## BEGIN

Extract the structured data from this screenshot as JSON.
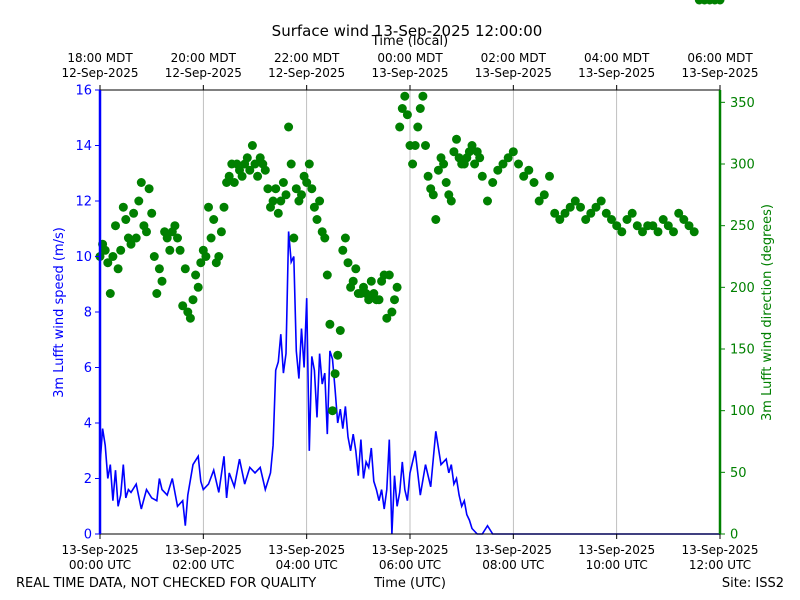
{
  "chart_data": {
    "type": "line",
    "title": "Surface wind 13-Sep-2025 12:00:00",
    "top_axis_label": "Time (local)",
    "bottom_axis_label": "Time (UTC)",
    "left_axis_label": "3m Lufft wind speed (m/s)",
    "right_axis_label": "3m Lufft wind direction (degrees)",
    "footer_left": "REAL TIME DATA, NOT CHECKED FOR QUALITY",
    "footer_right": "Site: ISS2",
    "grid": "vertical",
    "xlim_hours_utc": [
      0,
      12
    ],
    "left_ylim": [
      0,
      16
    ],
    "right_ylim": [
      0,
      360
    ],
    "left_yticks": [
      "0",
      "2",
      "4",
      "6",
      "8",
      "10",
      "12",
      "14",
      "16"
    ],
    "right_yticks": [
      "0",
      "50",
      "100",
      "150",
      "200",
      "250",
      "300",
      "350"
    ],
    "bottom_ticks": [
      {
        "hour": 0,
        "date": "13-Sep-2025",
        "time": "00:00 UTC"
      },
      {
        "hour": 2,
        "date": "13-Sep-2025",
        "time": "02:00 UTC"
      },
      {
        "hour": 4,
        "date": "13-Sep-2025",
        "time": "04:00 UTC"
      },
      {
        "hour": 6,
        "date": "13-Sep-2025",
        "time": "06:00 UTC"
      },
      {
        "hour": 8,
        "date": "13-Sep-2025",
        "time": "08:00 UTC"
      },
      {
        "hour": 10,
        "date": "13-Sep-2025",
        "time": "10:00 UTC"
      },
      {
        "hour": 12,
        "date": "13-Sep-2025",
        "time": "12:00 UTC"
      }
    ],
    "top_ticks": [
      {
        "hour": 0,
        "time": "18:00 MDT",
        "date": "12-Sep-2025"
      },
      {
        "hour": 2,
        "time": "20:00 MDT",
        "date": "12-Sep-2025"
      },
      {
        "hour": 4,
        "time": "22:00 MDT",
        "date": "12-Sep-2025"
      },
      {
        "hour": 6,
        "time": "00:00 MDT",
        "date": "13-Sep-2025"
      },
      {
        "hour": 8,
        "time": "02:00 MDT",
        "date": "13-Sep-2025"
      },
      {
        "hour": 10,
        "time": "04:00 MDT",
        "date": "13-Sep-2025"
      },
      {
        "hour": 12,
        "time": "06:00 MDT",
        "date": "13-Sep-2025"
      }
    ],
    "series": [
      {
        "name": "3m Lufft wind speed (m/s)",
        "axis": "left",
        "style": "line",
        "color": "#0000ff",
        "x_hours_utc": [
          0.0,
          0.05,
          0.1,
          0.15,
          0.2,
          0.25,
          0.3,
          0.35,
          0.4,
          0.45,
          0.5,
          0.55,
          0.6,
          0.7,
          0.8,
          0.9,
          1.0,
          1.1,
          1.15,
          1.2,
          1.3,
          1.4,
          1.5,
          1.6,
          1.65,
          1.7,
          1.8,
          1.9,
          1.95,
          2.0,
          2.1,
          2.2,
          2.3,
          2.4,
          2.45,
          2.5,
          2.6,
          2.7,
          2.8,
          2.9,
          3.0,
          3.1,
          3.2,
          3.3,
          3.35,
          3.4,
          3.45,
          3.5,
          3.55,
          3.6,
          3.65,
          3.7,
          3.75,
          3.8,
          3.85,
          3.9,
          3.95,
          4.0,
          4.05,
          4.1,
          4.15,
          4.2,
          4.25,
          4.3,
          4.35,
          4.4,
          4.45,
          4.5,
          4.55,
          4.6,
          4.65,
          4.7,
          4.75,
          4.8,
          4.85,
          4.9,
          4.95,
          5.0,
          5.05,
          5.1,
          5.15,
          5.2,
          5.25,
          5.3,
          5.35,
          5.4,
          5.45,
          5.5,
          5.55,
          5.6,
          5.65,
          5.7,
          5.75,
          5.8,
          5.85,
          5.9,
          5.95,
          6.0,
          6.1,
          6.2,
          6.3,
          6.4,
          6.5,
          6.6,
          6.7,
          6.75,
          6.8,
          6.85,
          6.9,
          6.95,
          7.0,
          7.05,
          7.1,
          7.15,
          7.2,
          7.3,
          7.4,
          7.5,
          7.6,
          7.7,
          7.8,
          7.9,
          8.0,
          8.2,
          8.4,
          8.6,
          8.8,
          9.0,
          9.2,
          9.4,
          9.6,
          9.8,
          10.0,
          10.2,
          10.4,
          10.6,
          10.8,
          11.0,
          11.2,
          11.4,
          11.6,
          11.8,
          12.0
        ],
        "values": [
          2.5,
          3.8,
          3.2,
          2.0,
          2.5,
          1.2,
          2.3,
          1.0,
          1.4,
          2.5,
          1.3,
          1.6,
          1.5,
          1.8,
          0.9,
          1.6,
          1.3,
          1.2,
          2.0,
          1.6,
          1.4,
          2.0,
          1.0,
          1.2,
          0.3,
          1.4,
          2.5,
          2.8,
          1.9,
          1.6,
          1.8,
          2.3,
          1.5,
          2.8,
          1.3,
          2.2,
          1.7,
          2.7,
          1.8,
          2.4,
          2.2,
          2.4,
          1.6,
          2.2,
          3.2,
          5.9,
          6.2,
          7.2,
          5.8,
          6.5,
          10.9,
          9.8,
          10.0,
          6.6,
          5.6,
          7.4,
          6.0,
          8.5,
          3.0,
          6.4,
          5.9,
          4.2,
          6.5,
          5.4,
          5.8,
          3.6,
          6.6,
          6.3,
          5.2,
          4.0,
          4.5,
          3.8,
          4.6,
          3.5,
          3.0,
          3.6,
          3.0,
          2.1,
          3.4,
          2.0,
          2.6,
          2.4,
          3.1,
          1.9,
          1.6,
          1.2,
          1.6,
          0.9,
          1.6,
          3.4,
          0.0,
          2.1,
          1.0,
          1.5,
          2.6,
          1.6,
          1.2,
          2.2,
          3.0,
          1.4,
          2.5,
          1.7,
          3.7,
          2.5,
          2.7,
          2.2,
          2.5,
          1.8,
          2.0,
          1.4,
          1.0,
          1.2,
          0.7,
          0.5,
          0.2,
          0.0,
          0.0,
          0.3,
          0.0,
          0.0,
          0.0,
          0.0,
          0.0,
          0.0,
          0.0,
          0.0,
          0.0,
          0.0,
          0.0,
          0.0,
          0.0,
          0.0,
          0.0,
          0.0,
          0.0,
          0.0,
          0.0,
          0.0,
          0.0,
          0.0,
          0.0,
          0.0,
          0.0,
          0.0,
          0.0
        ]
      },
      {
        "name": "3m Lufft wind direction (degrees)",
        "axis": "right",
        "style": "markers",
        "color": "#008000",
        "x_hours_utc": [
          0.0,
          0.05,
          0.1,
          0.15,
          0.2,
          0.25,
          0.3,
          0.35,
          0.4,
          0.45,
          0.5,
          0.55,
          0.6,
          0.65,
          0.7,
          0.75,
          0.8,
          0.85,
          0.9,
          0.95,
          1.0,
          1.05,
          1.1,
          1.15,
          1.2,
          1.25,
          1.3,
          1.35,
          1.4,
          1.45,
          1.5,
          1.55,
          1.6,
          1.65,
          1.7,
          1.75,
          1.8,
          1.85,
          1.9,
          1.95,
          2.0,
          2.05,
          2.1,
          2.15,
          2.2,
          2.25,
          2.3,
          2.35,
          2.4,
          2.45,
          2.5,
          2.55,
          2.6,
          2.65,
          2.7,
          2.75,
          2.8,
          2.85,
          2.9,
          2.95,
          3.0,
          3.05,
          3.1,
          3.15,
          3.2,
          3.25,
          3.3,
          3.35,
          3.4,
          3.45,
          3.5,
          3.55,
          3.6,
          3.65,
          3.7,
          3.75,
          3.8,
          3.85,
          3.9,
          3.95,
          4.0,
          4.05,
          4.1,
          4.15,
          4.2,
          4.25,
          4.3,
          4.35,
          4.4,
          4.45,
          4.5,
          4.55,
          4.6,
          4.65,
          4.7,
          4.75,
          4.8,
          4.85,
          4.9,
          4.95,
          5.0,
          5.05,
          5.1,
          5.15,
          5.2,
          5.25,
          5.3,
          5.35,
          5.4,
          5.45,
          5.5,
          5.55,
          5.6,
          5.65,
          5.7,
          5.75,
          5.8,
          5.85,
          5.9,
          5.95,
          6.0,
          6.05,
          6.1,
          6.15,
          6.2,
          6.25,
          6.3,
          6.35,
          6.4,
          6.45,
          6.5,
          6.55,
          6.6,
          6.65,
          6.7,
          6.75,
          6.8,
          6.85,
          6.9,
          6.95,
          7.0,
          7.05,
          7.1,
          7.15,
          7.2,
          7.25,
          7.3,
          7.35,
          7.4,
          7.5,
          7.6,
          7.7,
          7.8,
          7.9,
          8.0,
          8.1,
          8.2,
          8.3,
          8.4,
          8.5,
          8.6,
          8.7,
          8.8,
          8.9,
          9.0,
          9.1,
          9.2,
          9.3,
          9.4,
          9.5,
          9.6,
          9.7,
          9.8,
          9.9,
          10.0,
          10.1,
          10.2,
          10.3,
          10.4,
          10.5,
          10.6,
          10.7,
          10.8,
          10.9,
          11.0,
          11.1,
          11.2,
          11.3,
          11.4,
          11.5,
          11.6,
          11.7,
          11.8,
          11.9,
          12.0
        ],
        "values": [
          225,
          235,
          230,
          220,
          195,
          225,
          250,
          215,
          230,
          265,
          255,
          240,
          235,
          260,
          240,
          270,
          285,
          250,
          245,
          280,
          260,
          225,
          195,
          215,
          205,
          245,
          240,
          230,
          245,
          250,
          240,
          230,
          185,
          215,
          180,
          175,
          190,
          210,
          200,
          220,
          230,
          225,
          265,
          240,
          255,
          220,
          225,
          245,
          265,
          285,
          290,
          300,
          285,
          300,
          295,
          290,
          300,
          305,
          295,
          315,
          300,
          290,
          305,
          300,
          295,
          280,
          265,
          270,
          280,
          260,
          270,
          285,
          275,
          330,
          300,
          240,
          280,
          270,
          275,
          290,
          285,
          300,
          280,
          265,
          255,
          270,
          245,
          240,
          210,
          170,
          100,
          130,
          145,
          165,
          230,
          240,
          220,
          200,
          205,
          215,
          195,
          195,
          200,
          195,
          190,
          205,
          195,
          190,
          190,
          205,
          210,
          175,
          210,
          180,
          190,
          200,
          330,
          345,
          355,
          340,
          315,
          300,
          315,
          330,
          345,
          355,
          315,
          290,
          280,
          275,
          255,
          295,
          305,
          300,
          285,
          275,
          270,
          310,
          320,
          305,
          300,
          300,
          305,
          310,
          315,
          300,
          310,
          305,
          290,
          270,
          285,
          295,
          300,
          305,
          310,
          300,
          290,
          295,
          285,
          270,
          275,
          290,
          260,
          255,
          260,
          265,
          270,
          265,
          255,
          260,
          265,
          270,
          260,
          255,
          250,
          245,
          255,
          260,
          250,
          245,
          250,
          250,
          245,
          255,
          250,
          245,
          260,
          255,
          250,
          245
        ]
      }
    ]
  }
}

## END

SHORT PROBLEM: Scan the entries above for the word "wind" and collect each line holding it.

EXERCISE ANSWER:
    "title": "Surface wind 13-Sep-2025 12:00:00",
    "left_axis_label": "3m Lufft wind speed (m/s)",
    "right_axis_label": "3m Lufft wind direction (degrees)",
        "name": "3m Lufft wind speed (m/s)",
        "name": "3m Lufft wind direction (degrees)",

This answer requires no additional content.